── Material provided

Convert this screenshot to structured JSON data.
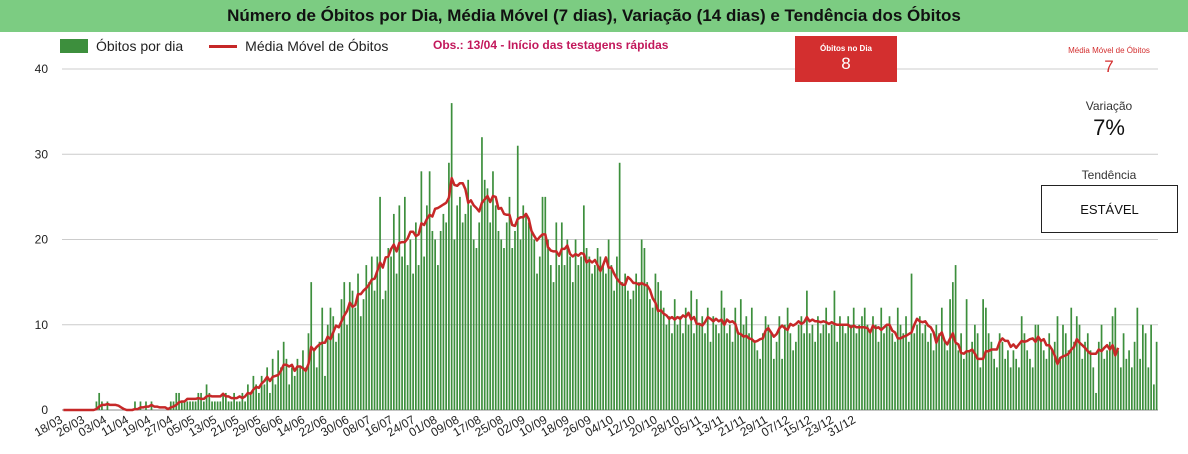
{
  "title": "Número de Óbitos por Dia, Média Móvel (7 dias), Variação (14 dias) e Tendência dos Óbitos",
  "legend": {
    "bar_label": "Óbitos por dia",
    "line_label": "Média Móvel de Óbitos"
  },
  "note": "Obs.: 13/04 - Início das testagens rápidas",
  "kpi": {
    "obitos_dia_label": "Óbitos no Dia",
    "obitos_dia_value": "8",
    "media_movel_label": "Média Móvel de Óbitos",
    "media_movel_value": "7",
    "variacao_label": "Variação",
    "variacao_value": "7%",
    "tendencia_label": "Tendência",
    "tendencia_value": "ESTÁVEL"
  },
  "colors": {
    "title_bg": "#7ccc82",
    "bars": "#3d8f3d",
    "line": "#c62828",
    "kpi_box": "#d32f2f",
    "grid": "#cccccc"
  },
  "chart_data": {
    "type": "bar",
    "start_date": "18/03",
    "x_tick_labels": [
      "18/03",
      "26/03",
      "03/04",
      "11/04",
      "19/04",
      "27/04",
      "05/05",
      "13/05",
      "21/05",
      "29/05",
      "06/06",
      "14/06",
      "22/06",
      "30/06",
      "08/07",
      "16/07",
      "24/07",
      "01/08",
      "09/08",
      "17/08",
      "25/08",
      "02/09",
      "10/09",
      "18/09",
      "26/09",
      "04/10",
      "12/10",
      "20/10",
      "28/10",
      "05/11",
      "13/11",
      "21/11",
      "29/11",
      "07/12",
      "15/12",
      "23/12",
      "31/12"
    ],
    "ylim": [
      0,
      40
    ],
    "yticks": [
      0,
      10,
      20,
      30,
      40
    ],
    "grid": true,
    "series": [
      {
        "name": "Óbitos por dia",
        "type": "bar",
        "values": [
          0,
          0,
          0,
          0,
          0,
          0,
          0,
          0,
          0,
          0,
          0,
          0,
          1,
          2,
          1,
          0,
          1,
          0,
          0,
          0,
          0,
          0,
          0,
          0,
          0,
          0,
          1,
          0,
          1,
          0,
          1,
          0,
          1,
          0,
          0,
          0,
          0,
          0,
          0,
          1,
          1,
          2,
          2,
          1,
          1,
          1,
          1,
          1,
          1,
          2,
          2,
          1,
          3,
          2,
          1,
          1,
          1,
          1,
          2,
          2,
          1,
          1,
          2,
          1,
          1,
          2,
          1,
          3,
          2,
          4,
          3,
          2,
          4,
          3,
          5,
          2,
          6,
          3,
          7,
          5,
          8,
          6,
          3,
          5,
          4,
          6,
          5,
          7,
          5,
          9,
          15,
          7,
          5,
          8,
          12,
          4,
          10,
          12,
          11,
          8,
          9,
          13,
          15,
          10,
          15,
          14,
          12,
          16,
          11,
          13,
          17,
          15,
          18,
          14,
          18,
          25,
          13,
          14,
          19,
          18,
          23,
          16,
          24,
          18,
          25,
          17,
          20,
          16,
          22,
          17,
          28,
          18,
          24,
          28,
          21,
          20,
          17,
          21,
          23,
          22,
          29,
          36,
          20,
          24,
          25,
          22,
          23,
          27,
          24,
          20,
          19,
          22,
          32,
          27,
          26,
          22,
          28,
          24,
          21,
          20,
          19,
          22,
          25,
          19,
          21,
          31,
          20,
          24,
          23,
          22,
          21,
          20,
          16,
          18,
          25,
          25,
          20,
          17,
          15,
          22,
          17,
          22,
          17,
          20,
          18,
          15,
          20,
          17,
          18,
          24,
          19,
          18,
          16,
          17,
          19,
          18,
          17,
          16,
          20,
          17,
          14,
          18,
          29,
          15,
          16,
          14,
          13,
          14,
          16,
          15,
          20,
          19,
          15,
          13,
          12,
          16,
          15,
          14,
          12,
          10,
          11,
          9,
          13,
          10,
          11,
          9,
          12,
          10,
          14,
          9,
          13,
          10,
          11,
          9,
          12,
          8,
          11,
          10,
          9,
          14,
          12,
          9,
          10,
          8,
          12,
          9,
          13,
          10,
          11,
          9,
          12,
          8,
          7,
          6,
          9,
          11,
          10,
          9,
          6,
          8,
          11,
          6,
          10,
          12,
          9,
          7,
          8,
          10,
          11,
          9,
          14,
          9,
          10,
          8,
          11,
          9,
          10,
          12,
          9,
          10,
          14,
          8,
          11,
          10,
          9,
          11,
          10,
          12,
          9,
          10,
          11,
          12,
          10,
          9,
          11,
          10,
          8,
          12,
          9,
          10,
          11,
          9,
          8,
          12,
          10,
          9,
          11,
          8,
          16,
          9,
          10,
          11,
          9,
          10,
          8,
          9,
          7,
          10,
          9,
          12,
          8,
          7,
          13,
          15,
          17,
          7,
          9,
          6,
          13,
          7,
          8,
          10,
          9,
          5,
          13,
          12,
          9,
          8,
          6,
          5,
          9,
          8,
          6,
          7,
          5,
          7,
          6,
          5,
          11,
          9,
          7,
          6,
          5,
          10,
          10,
          8,
          7,
          6,
          9,
          7,
          8,
          11,
          6,
          10,
          9,
          7,
          12,
          8,
          11,
          10,
          6,
          8,
          9,
          7,
          5,
          2,
          8,
          10,
          6,
          7,
          8,
          11,
          12,
          7,
          5,
          9,
          6,
          7,
          5,
          8,
          12,
          6,
          10,
          9,
          5,
          10,
          3,
          8
        ]
      },
      {
        "name": "Média Móvel de Óbitos",
        "type": "line",
        "values": [
          0,
          0,
          0,
          0,
          0,
          0,
          0,
          0,
          0,
          0,
          0,
          0,
          0.1,
          0.4,
          0.6,
          0.6,
          0.7,
          0.6,
          0.6,
          0.6,
          0.5,
          0.3,
          0.1,
          0,
          0,
          0,
          0.1,
          0.1,
          0.3,
          0.3,
          0.4,
          0.4,
          0.6,
          0.4,
          0.4,
          0.3,
          0.3,
          0.3,
          0.1,
          0.3,
          0.4,
          0.6,
          0.9,
          1,
          1,
          1.3,
          1.3,
          1.3,
          1.3,
          1.4,
          1.3,
          1.3,
          1.6,
          1.7,
          1.6,
          1.6,
          1.6,
          1.6,
          1.9,
          1.6,
          1.6,
          1.4,
          1.4,
          1.4,
          1.6,
          1.4,
          1.6,
          2,
          1.9,
          2.4,
          2.7,
          2.6,
          3.1,
          3.4,
          3.9,
          3.4,
          3.9,
          4,
          4.1,
          4.6,
          5.3,
          5.3,
          5.1,
          5.3,
          4.6,
          5.1,
          5.1,
          4.9,
          4.6,
          5.4,
          7.4,
          7,
          7.4,
          7.7,
          7.9,
          7.9,
          8.6,
          8.3,
          9.1,
          9.9,
          9.7,
          10.4,
          11.1,
          11.6,
          12.6,
          12.1,
          12.3,
          13.6,
          13.6,
          14,
          14.3,
          14.7,
          15.3,
          15.4,
          16.3,
          17.3,
          16.7,
          17.9,
          18,
          18.9,
          19.4,
          18.6,
          19.6,
          19.7,
          19.7,
          20.1,
          20.9,
          20.9,
          20.4,
          20.6,
          21.9,
          21.7,
          22.4,
          22.9,
          22.7,
          23.6,
          23.7,
          23.9,
          24.1,
          24.3,
          24.9,
          27.2,
          26.4,
          26.3,
          26.6,
          26.6,
          25.9,
          24.3,
          24.6,
          24.0,
          23.7,
          23.3,
          24.3,
          24.7,
          25.1,
          24.4,
          25.1,
          25.0,
          23.6,
          23.7,
          23.0,
          22.9,
          22.9,
          21.7,
          21.6,
          22.4,
          22.6,
          22.6,
          23.0,
          22.4,
          21.0,
          20.4,
          19.9,
          20.3,
          20.6,
          20.6,
          19.1,
          18.7,
          18.6,
          18.6,
          18.1,
          18.9,
          18.9,
          19.3,
          18.3,
          18.0,
          18.3,
          18.1,
          18.4,
          18.3,
          17.3,
          17.6,
          17.3,
          17.6,
          17.0,
          16.3,
          17.0,
          17.9,
          16.7,
          16.7,
          16.0,
          15.4,
          15.0,
          14.7,
          14.7,
          15.6,
          15.3,
          14.9,
          14.9,
          14.7,
          14.9,
          14.7,
          14.6,
          14.1,
          13.1,
          12.6,
          11.6,
          11.7,
          11.3,
          11.1,
          10.7,
          10.9,
          10.6,
          10.9,
          10.7,
          11.1,
          10.9,
          11.4,
          10.6,
          10.9,
          10.1,
          10.1,
          9.9,
          10.3,
          10.9,
          10.7,
          10.4,
          10.7,
          10.4,
          10.6,
          10.0,
          10.6,
          10.3,
          10.4,
          10.1,
          9.0,
          8.9,
          8.6,
          8.7,
          8.4,
          8.3,
          8.0,
          8.1,
          8.3,
          8.4,
          9.3,
          9.6,
          9.1,
          8.6,
          8.9,
          9.6,
          9.9,
          9.6,
          9.4,
          10.1,
          9.9,
          10.1,
          10.4,
          10.1,
          10.3,
          10.9,
          10.4,
          10.6,
          10.4,
          10.4,
          10.3,
          10.4,
          10.3,
          10.1,
          10.3,
          10.1,
          10.0,
          10.0,
          10.0,
          10.0,
          10.0,
          9.7,
          9.9,
          9.7,
          9.7,
          9.7,
          9.7,
          9.6,
          9.1,
          9.9,
          9.6,
          9.7,
          9.4,
          9.7,
          10.0,
          10.0,
          9.3,
          9.1,
          8.4,
          8.4,
          8.6,
          8.7,
          8.9,
          9.1,
          10.0,
          10.7,
          10.4,
          10.3,
          10.4,
          9.9,
          9.7,
          9.1,
          7.9,
          8.7,
          9.1,
          8.1,
          7.7,
          8.4,
          9.0,
          7.9,
          7.7,
          6.7,
          6.6,
          6.9,
          6.9,
          7.1,
          6.6,
          6.0,
          6.0,
          6.0,
          6.9,
          6.9,
          7.1,
          7.1,
          7.1,
          8.0,
          8.4,
          8.1,
          8.1,
          7.4,
          7.7,
          7.3,
          7.7,
          8.1,
          8.0,
          8.1,
          8.3,
          8.4,
          8.0,
          8.6,
          8.1,
          8.3,
          7.6,
          7.6,
          7.1,
          6.4,
          5.4,
          6.1,
          6.3,
          6.4,
          6.6,
          7.1,
          7.4,
          8.3,
          7.9,
          7.6,
          7.3,
          6.9,
          6.6,
          6.6,
          6.6,
          7.1,
          6.9,
          7.3,
          7.6,
          7.1,
          7.6,
          6.4,
          7.3
        ]
      }
    ]
  }
}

────

## Instruction
How many lines in the records above contain the word "Média"? Reply with the number and nothing more.

## Solved exercise
4